--- start SUPPLIED INFORMATION ---

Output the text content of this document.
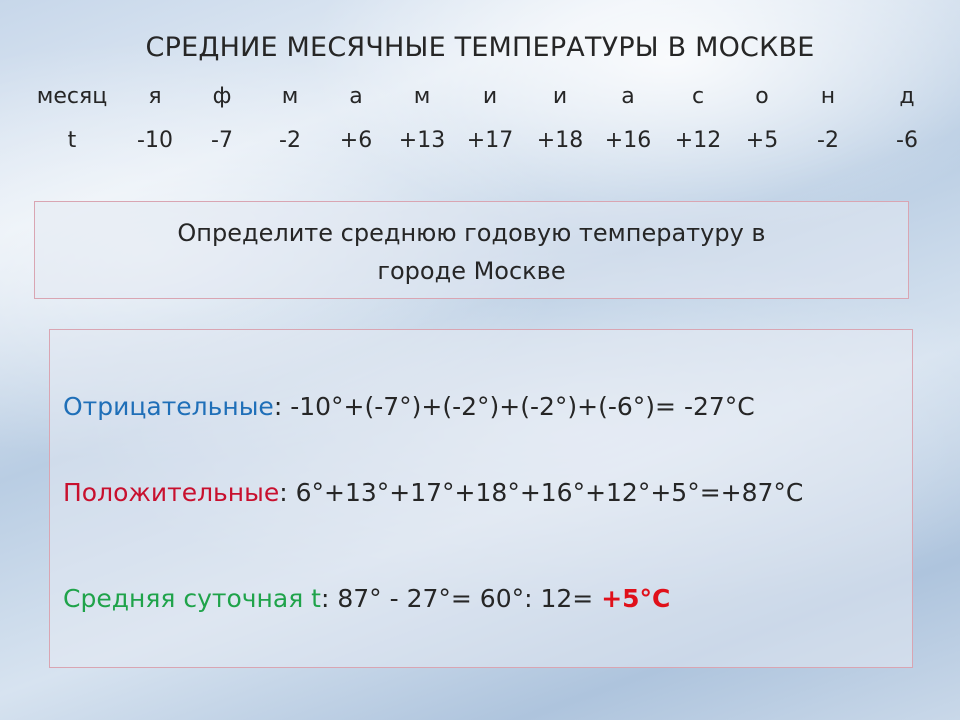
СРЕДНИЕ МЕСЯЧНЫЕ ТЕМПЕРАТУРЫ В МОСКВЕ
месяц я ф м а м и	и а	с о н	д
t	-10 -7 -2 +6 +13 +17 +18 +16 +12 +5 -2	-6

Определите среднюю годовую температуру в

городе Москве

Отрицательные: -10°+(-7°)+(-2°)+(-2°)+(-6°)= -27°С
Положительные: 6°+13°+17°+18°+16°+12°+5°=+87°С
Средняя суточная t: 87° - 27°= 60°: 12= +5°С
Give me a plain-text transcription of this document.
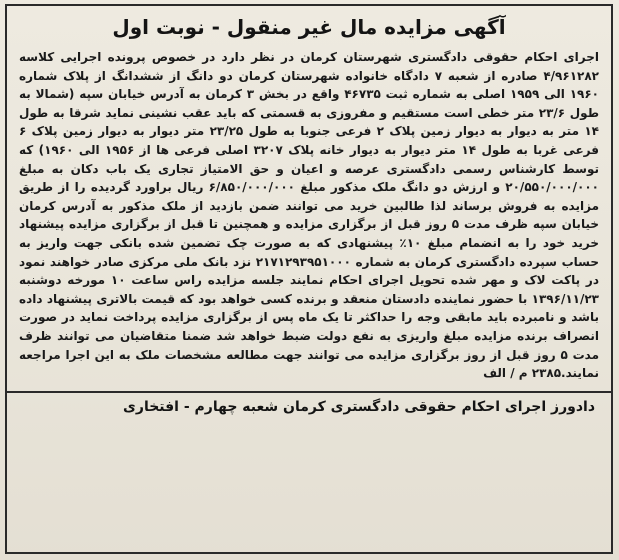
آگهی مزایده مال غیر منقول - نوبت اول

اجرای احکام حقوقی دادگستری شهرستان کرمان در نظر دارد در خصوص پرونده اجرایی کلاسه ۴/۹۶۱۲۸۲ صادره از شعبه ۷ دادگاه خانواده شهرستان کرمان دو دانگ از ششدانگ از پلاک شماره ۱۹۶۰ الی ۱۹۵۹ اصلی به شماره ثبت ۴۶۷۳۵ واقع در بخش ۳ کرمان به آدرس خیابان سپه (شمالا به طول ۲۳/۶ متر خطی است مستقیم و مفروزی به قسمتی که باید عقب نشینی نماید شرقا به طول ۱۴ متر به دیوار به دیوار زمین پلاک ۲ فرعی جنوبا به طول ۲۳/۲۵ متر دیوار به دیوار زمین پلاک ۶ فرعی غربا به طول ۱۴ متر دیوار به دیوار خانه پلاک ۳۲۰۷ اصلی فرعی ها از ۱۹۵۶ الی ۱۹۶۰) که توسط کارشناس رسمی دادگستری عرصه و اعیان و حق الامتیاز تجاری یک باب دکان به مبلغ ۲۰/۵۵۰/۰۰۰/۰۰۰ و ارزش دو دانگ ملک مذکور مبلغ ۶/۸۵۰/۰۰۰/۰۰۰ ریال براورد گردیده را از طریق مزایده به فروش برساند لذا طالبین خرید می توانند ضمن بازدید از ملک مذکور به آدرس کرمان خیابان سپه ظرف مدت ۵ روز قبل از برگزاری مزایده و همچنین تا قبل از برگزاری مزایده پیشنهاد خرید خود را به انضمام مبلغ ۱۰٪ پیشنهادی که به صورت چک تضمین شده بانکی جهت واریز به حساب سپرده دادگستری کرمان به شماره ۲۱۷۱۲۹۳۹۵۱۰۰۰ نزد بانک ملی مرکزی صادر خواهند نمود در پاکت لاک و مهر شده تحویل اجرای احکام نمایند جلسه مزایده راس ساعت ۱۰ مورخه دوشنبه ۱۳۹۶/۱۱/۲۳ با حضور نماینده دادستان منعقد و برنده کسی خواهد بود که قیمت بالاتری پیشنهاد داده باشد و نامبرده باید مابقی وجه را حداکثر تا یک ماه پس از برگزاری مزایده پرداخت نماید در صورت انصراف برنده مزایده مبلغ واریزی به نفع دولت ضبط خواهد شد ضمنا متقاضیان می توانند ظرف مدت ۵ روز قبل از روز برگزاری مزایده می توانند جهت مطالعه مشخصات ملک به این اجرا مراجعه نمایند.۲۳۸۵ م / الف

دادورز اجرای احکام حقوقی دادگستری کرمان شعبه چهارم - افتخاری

--- end SUPPLIED INFORMATION ---

## WHAT IS REQUIRED
Show each line of the listing that holds the string "text".

## OUTPUT
Output the text content of this document.
Give me a plain-text transcription of this document.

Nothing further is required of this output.